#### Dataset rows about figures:
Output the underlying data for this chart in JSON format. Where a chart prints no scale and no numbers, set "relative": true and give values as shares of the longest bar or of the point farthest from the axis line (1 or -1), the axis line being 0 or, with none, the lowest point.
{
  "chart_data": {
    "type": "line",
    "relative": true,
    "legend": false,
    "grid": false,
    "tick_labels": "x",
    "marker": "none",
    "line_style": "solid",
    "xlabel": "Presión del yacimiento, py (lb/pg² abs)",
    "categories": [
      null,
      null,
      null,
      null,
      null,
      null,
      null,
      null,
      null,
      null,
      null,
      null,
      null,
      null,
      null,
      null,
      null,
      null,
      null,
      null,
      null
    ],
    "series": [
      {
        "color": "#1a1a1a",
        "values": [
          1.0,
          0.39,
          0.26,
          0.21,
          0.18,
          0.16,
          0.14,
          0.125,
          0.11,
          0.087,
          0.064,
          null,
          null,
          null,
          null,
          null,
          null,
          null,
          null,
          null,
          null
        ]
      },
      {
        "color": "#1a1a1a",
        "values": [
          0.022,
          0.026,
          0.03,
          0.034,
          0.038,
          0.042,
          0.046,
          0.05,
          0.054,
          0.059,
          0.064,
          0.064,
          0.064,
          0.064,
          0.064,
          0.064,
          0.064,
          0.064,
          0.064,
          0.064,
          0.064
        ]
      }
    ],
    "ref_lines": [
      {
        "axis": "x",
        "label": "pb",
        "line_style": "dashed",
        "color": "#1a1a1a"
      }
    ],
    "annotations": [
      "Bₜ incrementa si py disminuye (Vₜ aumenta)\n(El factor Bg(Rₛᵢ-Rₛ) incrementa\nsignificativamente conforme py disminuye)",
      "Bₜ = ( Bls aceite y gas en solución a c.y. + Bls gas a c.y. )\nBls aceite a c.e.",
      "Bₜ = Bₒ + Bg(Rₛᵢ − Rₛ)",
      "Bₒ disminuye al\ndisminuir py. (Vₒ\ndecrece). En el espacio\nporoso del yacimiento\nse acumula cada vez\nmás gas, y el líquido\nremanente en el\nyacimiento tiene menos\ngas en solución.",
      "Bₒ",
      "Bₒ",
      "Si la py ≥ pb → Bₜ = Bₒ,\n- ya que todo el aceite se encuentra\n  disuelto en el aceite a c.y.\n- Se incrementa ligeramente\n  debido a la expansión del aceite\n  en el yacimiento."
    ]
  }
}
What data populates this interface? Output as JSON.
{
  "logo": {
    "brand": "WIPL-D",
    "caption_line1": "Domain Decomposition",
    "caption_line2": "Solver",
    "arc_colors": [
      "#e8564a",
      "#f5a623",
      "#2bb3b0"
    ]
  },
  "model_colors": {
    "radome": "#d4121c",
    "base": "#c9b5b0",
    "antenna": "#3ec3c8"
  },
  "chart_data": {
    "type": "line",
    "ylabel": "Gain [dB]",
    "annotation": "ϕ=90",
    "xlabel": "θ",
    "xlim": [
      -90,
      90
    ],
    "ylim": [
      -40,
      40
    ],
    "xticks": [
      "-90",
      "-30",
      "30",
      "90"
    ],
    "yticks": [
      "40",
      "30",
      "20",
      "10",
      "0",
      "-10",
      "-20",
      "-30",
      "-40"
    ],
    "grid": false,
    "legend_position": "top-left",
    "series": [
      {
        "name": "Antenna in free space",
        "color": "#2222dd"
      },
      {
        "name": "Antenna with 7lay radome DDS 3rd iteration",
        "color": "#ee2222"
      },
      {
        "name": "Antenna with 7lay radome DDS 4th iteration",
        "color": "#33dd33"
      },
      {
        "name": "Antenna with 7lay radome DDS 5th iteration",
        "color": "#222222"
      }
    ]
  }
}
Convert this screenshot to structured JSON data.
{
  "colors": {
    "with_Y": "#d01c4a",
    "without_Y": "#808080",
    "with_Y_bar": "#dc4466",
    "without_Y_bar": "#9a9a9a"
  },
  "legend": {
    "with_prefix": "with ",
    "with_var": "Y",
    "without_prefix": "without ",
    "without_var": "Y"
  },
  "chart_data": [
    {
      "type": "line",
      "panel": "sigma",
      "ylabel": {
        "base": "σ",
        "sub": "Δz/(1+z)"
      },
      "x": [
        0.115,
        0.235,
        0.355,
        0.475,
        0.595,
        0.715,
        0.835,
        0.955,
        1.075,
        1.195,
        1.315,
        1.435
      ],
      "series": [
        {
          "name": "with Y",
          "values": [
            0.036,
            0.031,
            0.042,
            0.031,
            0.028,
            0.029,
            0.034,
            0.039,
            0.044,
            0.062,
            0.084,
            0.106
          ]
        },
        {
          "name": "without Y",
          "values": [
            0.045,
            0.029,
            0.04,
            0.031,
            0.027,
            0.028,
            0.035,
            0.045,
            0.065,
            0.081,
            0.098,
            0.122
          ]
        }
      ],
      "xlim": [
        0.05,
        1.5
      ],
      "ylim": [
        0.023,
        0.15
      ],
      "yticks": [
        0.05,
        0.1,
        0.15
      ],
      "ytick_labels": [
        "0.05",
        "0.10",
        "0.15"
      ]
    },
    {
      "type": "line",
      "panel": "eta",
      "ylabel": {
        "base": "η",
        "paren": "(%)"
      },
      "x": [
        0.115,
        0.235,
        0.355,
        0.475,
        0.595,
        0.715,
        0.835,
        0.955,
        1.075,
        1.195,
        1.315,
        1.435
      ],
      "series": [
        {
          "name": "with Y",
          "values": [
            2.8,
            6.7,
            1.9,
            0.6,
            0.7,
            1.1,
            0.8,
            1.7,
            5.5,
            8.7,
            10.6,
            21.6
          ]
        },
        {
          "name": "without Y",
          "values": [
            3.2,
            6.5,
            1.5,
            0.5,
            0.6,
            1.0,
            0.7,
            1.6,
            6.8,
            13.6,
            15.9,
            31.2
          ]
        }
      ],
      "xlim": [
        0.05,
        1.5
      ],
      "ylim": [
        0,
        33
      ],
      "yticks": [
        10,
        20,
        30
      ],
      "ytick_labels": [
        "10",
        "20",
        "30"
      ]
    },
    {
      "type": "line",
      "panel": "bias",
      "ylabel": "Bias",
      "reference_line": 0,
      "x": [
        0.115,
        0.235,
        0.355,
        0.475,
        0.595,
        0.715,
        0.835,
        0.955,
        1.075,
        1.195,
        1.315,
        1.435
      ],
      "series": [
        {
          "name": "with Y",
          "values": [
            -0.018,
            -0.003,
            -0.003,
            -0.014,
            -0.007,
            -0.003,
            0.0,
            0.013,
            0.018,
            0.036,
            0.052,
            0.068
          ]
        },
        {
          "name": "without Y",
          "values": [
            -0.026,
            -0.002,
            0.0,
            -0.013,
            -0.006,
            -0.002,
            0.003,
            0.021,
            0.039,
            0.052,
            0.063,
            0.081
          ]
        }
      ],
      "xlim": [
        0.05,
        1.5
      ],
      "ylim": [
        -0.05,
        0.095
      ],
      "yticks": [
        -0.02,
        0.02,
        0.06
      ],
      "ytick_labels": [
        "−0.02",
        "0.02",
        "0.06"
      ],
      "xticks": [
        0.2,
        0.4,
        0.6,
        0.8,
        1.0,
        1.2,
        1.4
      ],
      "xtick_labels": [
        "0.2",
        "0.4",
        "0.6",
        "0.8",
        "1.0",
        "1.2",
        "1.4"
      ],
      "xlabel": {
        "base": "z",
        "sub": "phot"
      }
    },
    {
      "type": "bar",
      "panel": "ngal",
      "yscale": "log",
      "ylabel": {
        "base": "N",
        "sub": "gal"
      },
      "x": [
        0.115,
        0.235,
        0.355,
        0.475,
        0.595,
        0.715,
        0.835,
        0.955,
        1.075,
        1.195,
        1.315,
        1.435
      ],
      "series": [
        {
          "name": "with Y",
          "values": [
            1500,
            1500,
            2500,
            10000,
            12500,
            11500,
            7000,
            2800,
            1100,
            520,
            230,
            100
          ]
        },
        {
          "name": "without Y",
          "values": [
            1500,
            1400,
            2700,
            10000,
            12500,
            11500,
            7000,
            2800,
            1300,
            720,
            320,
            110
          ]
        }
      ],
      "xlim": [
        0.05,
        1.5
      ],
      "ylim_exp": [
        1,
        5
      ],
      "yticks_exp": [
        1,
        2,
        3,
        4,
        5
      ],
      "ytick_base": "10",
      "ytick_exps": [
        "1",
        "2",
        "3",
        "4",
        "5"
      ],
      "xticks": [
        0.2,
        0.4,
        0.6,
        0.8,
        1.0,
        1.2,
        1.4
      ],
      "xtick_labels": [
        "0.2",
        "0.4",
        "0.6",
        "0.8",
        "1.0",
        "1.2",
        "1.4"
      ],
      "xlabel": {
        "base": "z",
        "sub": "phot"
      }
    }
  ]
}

#### WHAT IS REQUIRED:
Check every line in the material above for the string "JSON", then give only the number of lines that have it.

#### TASK RESULT:
3